▸ **Article**:
start
Once this is established, we stress the fact that we must handle, look, and listen, never speak, but remain silent, outwardly as well as inwardly, in order to find ourselves on the objective level. Here we come to the most difficult steps in the whole training.”

Social networks are badly in need of silence. Silence is seen as voided subjectivity, as an inward turn, that is still communicated as such. To make this idea more graspable, imagine the presence of an episodic realm of perception next to a social and selective realm of perception. The episodic often remains unobserved in a world that demands the here-and-now kind of approach to everyday life. The here-and-now almost entirely demands the me-other (social) and this-that (selective) kind of perception, since these lead to most practical, directly implementable efficacy in everyday life. You don’t write an article if you don’t know what to do with it after it’s finished, if you’re not sending it in somewhere. Position B has to be present or the trajectory A-B or coming full circle will not be possible. This kind of thinking is a direct result of our negligence of the episodic or Matrix realm. Of course, other realities than A-B are possible, depending on what is made to appear through the consideration of the story of one’s life, through watching oneself from a hovering viewpoint over one’s head, through taking the helicopter view of relativism.

The helicopter view is not so much a conscious decision but more one that you find yourself using sometimes when you’re not on your way from A to B. For example, if you’re a fan of riding CTA buses then the time it takes from A to B is preferably maximized. Instead of getting to B you’re hoping to break the lineage and let the busride last forever. Most people, however, would not say forever but just a bit longer. This is because they are afraid bad things will happen. And this fear keeps them from using the helicopter view more effectively.

i might also say that this view is on its way out, especially when participating in social networks – which to many young people seems like a 24/7 job – because being part of such networks (and what is the Internet other than a personalized social network?) is nothing but a helicopter view of self. It would be too much an abstraction, or nonsensical, to hover over the helicopter position. But since this function is taken out of our hands, it is no longer our responsibility to hover; we have delegated it to our devices. Stuffing our devices underneath our very skin is a good expression of our longing to retrieve our internal world, as we lose our innate ability to do so from within our bodies. In this sense, digital devices seem to necessitate themselves as prostheses to the body.
end
▸ **Data segment**:
start
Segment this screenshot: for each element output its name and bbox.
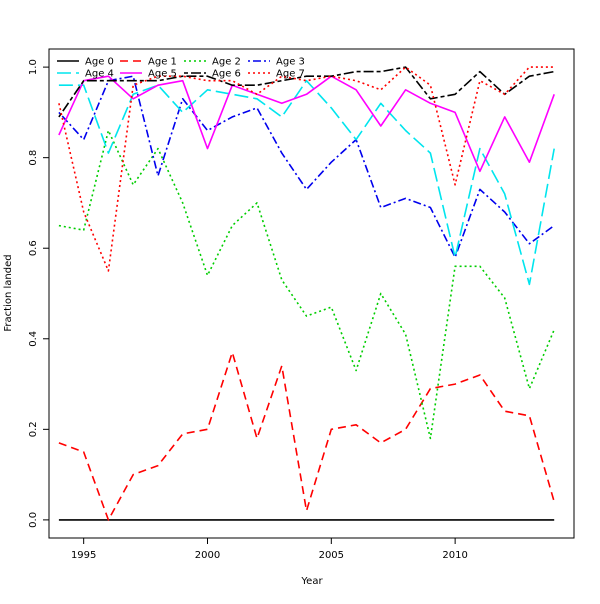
end
▸ **Exercises to complete**:
a – In the essay on silence, what are most people afraid of that keeps them from using the helicopter view more effectively?
b – Translate this sentence from the essay on silence into French: "Social networks are badly in need of silence."
c – Repeat word for word the part of the essay on silence that opens with the words "The helicopter view is" and closes with "view more effectively.".
The lines are not needed for any of this.

▸ **Outputs by task**:
a – They are afraid bad things will happen.

b – Les réseaux sociaux ont grandement besoin de silence.

c –
The helicopter view is not so much a conscious decision but more one that you find yourself using sometimes when you’re not on your way from A to B. For example, if you’re a fan of riding CTA buses then the time it takes from A to B is preferably maximized. Instead of getting to B you’re hoping to break the lineage and let the busride last forever. Most people, however, would not say forever but just a bit longer. This is because they are afraid bad things will happen. And this fear keeps them from using the helicopter view more effectively.